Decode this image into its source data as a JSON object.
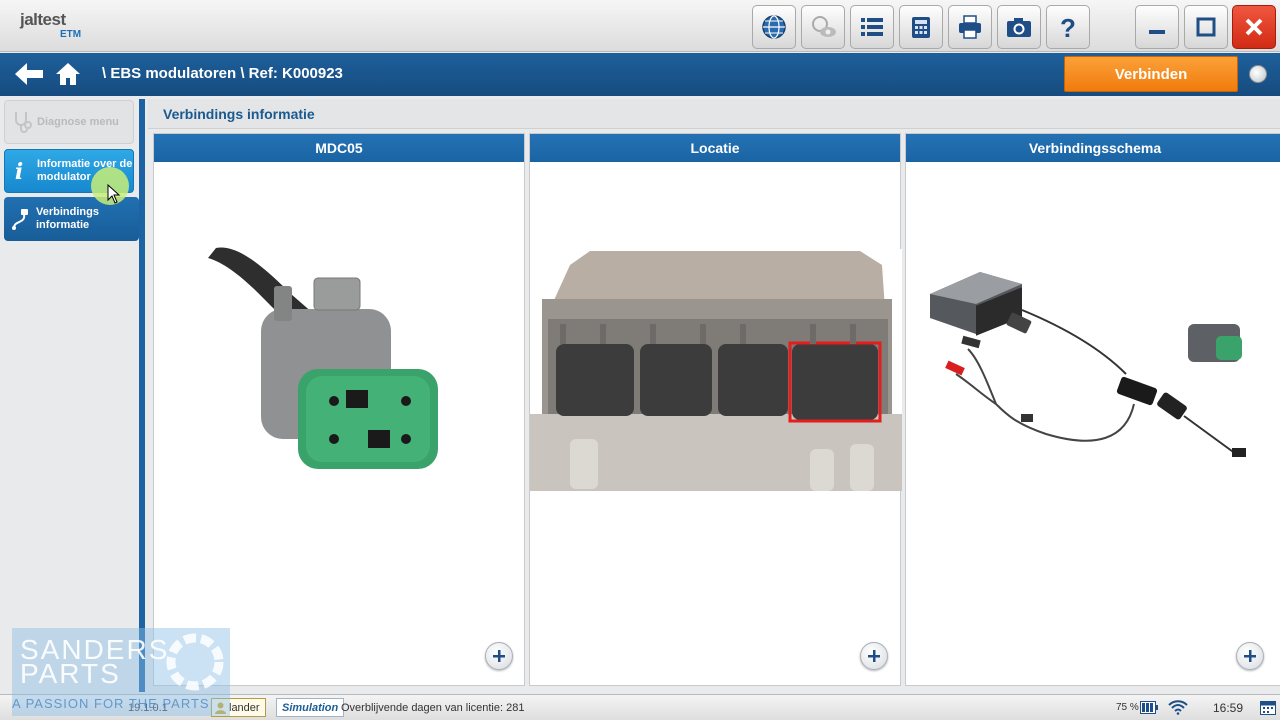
{
  "app": {
    "logo_brand": "jaltest",
    "logo_sub": "ETM"
  },
  "toolbar": {
    "icons": [
      "globe-icon",
      "eye-icon",
      "list-icon",
      "calculator-icon",
      "printer-icon",
      "camera-icon",
      "help-icon",
      "minimize-icon",
      "maximize-icon",
      "close-icon"
    ]
  },
  "navbar": {
    "breadcrumb": "\\ EBS modulatoren \\ Ref: K000923",
    "connect_label": "Verbinden"
  },
  "sidebar": {
    "items": [
      {
        "label": "Diagnose menu",
        "state": "disabled"
      },
      {
        "label": "Informatie over de modulator",
        "state": "active"
      },
      {
        "label": "Verbindings informatie",
        "state": "normal"
      }
    ]
  },
  "content": {
    "title": "Verbindings informatie",
    "panels": [
      {
        "title": "MDC05"
      },
      {
        "title": "Locatie"
      },
      {
        "title": "Verbindingsschema"
      }
    ]
  },
  "statusbar": {
    "version": "19.1.0.1",
    "user": "lander",
    "mode": "Simulation",
    "license": "Overblijvende dagen van licentie: 281",
    "battery": "75 %",
    "time": "16:59"
  },
  "watermark": {
    "line1": "SANDERS",
    "line2": "PARTS",
    "tagline": "A PASSION FOR THE PARTS"
  },
  "colors": {
    "nav_blue": "#1e5f9b",
    "accent_orange": "#f07b0c",
    "active_sidebar": "#1788cf",
    "connector_green": "#3aa36b"
  }
}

★ ★ ★ ★ ★

What is needed: Every record is to be reproduced exactly, with no pictures included.

Answer to the problem:
Decode this image into its source data as a JSON object.
{
  "app": {
    "logo_brand": "jaltest",
    "logo_sub": "ETM"
  },
  "toolbar": {
    "icons": [
      "globe-icon",
      "eye-icon",
      "list-icon",
      "calculator-icon",
      "printer-icon",
      "camera-icon",
      "help-icon",
      "minimize-icon",
      "maximize-icon",
      "close-icon"
    ]
  },
  "navbar": {
    "breadcrumb": "\\ EBS modulatoren \\ Ref: K000923",
    "connect_label": "Verbinden"
  },
  "sidebar": {
    "items": [
      {
        "label": "Diagnose menu",
        "state": "disabled"
      },
      {
        "label": "Informatie over de modulator",
        "state": "active"
      },
      {
        "label": "Verbindings informatie",
        "state": "normal"
      }
    ]
  },
  "content": {
    "title": "Verbindings informatie",
    "panels": [
      {
        "title": "MDC05"
      },
      {
        "title": "Locatie"
      },
      {
        "title": "Verbindingsschema"
      }
    ]
  },
  "statusbar": {
    "version": "19.1.0.1",
    "user": "lander",
    "mode": "Simulation",
    "license": "Overblijvende dagen van licentie: 281",
    "battery": "75 %",
    "time": "16:59"
  },
  "watermark": {
    "line1": "SANDERS",
    "line2": "PARTS",
    "tagline": "A PASSION FOR THE PARTS"
  },
  "colors": {
    "nav_blue": "#1e5f9b",
    "accent_orange": "#f07b0c",
    "active_sidebar": "#1788cf",
    "connector_green": "#3aa36b"
  }
}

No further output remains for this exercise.